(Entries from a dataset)
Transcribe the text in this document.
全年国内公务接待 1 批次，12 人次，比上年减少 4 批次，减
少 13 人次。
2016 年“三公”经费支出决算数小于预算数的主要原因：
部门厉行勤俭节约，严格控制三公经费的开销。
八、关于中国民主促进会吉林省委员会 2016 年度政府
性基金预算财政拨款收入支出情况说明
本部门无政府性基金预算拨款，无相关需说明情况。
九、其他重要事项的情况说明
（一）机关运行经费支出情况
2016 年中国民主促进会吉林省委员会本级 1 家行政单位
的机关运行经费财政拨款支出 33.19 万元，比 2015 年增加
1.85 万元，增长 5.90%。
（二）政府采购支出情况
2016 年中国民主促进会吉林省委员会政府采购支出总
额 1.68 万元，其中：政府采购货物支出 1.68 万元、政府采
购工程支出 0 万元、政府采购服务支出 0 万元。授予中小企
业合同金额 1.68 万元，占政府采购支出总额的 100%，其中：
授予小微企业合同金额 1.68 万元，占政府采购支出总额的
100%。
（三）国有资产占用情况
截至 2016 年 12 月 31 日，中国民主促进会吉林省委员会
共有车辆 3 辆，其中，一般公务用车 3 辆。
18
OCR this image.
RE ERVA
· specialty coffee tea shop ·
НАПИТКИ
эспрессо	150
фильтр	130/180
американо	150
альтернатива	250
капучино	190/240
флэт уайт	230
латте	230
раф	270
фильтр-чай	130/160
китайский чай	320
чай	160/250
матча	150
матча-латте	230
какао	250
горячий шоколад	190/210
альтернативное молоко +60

TASK DETAILS -
Restate word for word the lines from the one holding "OCR this image." to the end of the listing, both ends included, and nothing more.

EXERCISE OUTPUT -
OCR this image.
RE ERVA
· specialty coffee tea shop ·
НАПИТКИ
эспрессо	150
фильтр	130/180
американо	150
альтернатива	250
капучино	190/240
флэт уайт	230
латте	230
раф	270
фильтр-чай	130/160
китайский чай	320
чай	160/250
матча	150
матча-латте	230
какао	250
горячий шоколад	190/210
альтернативное молоко +60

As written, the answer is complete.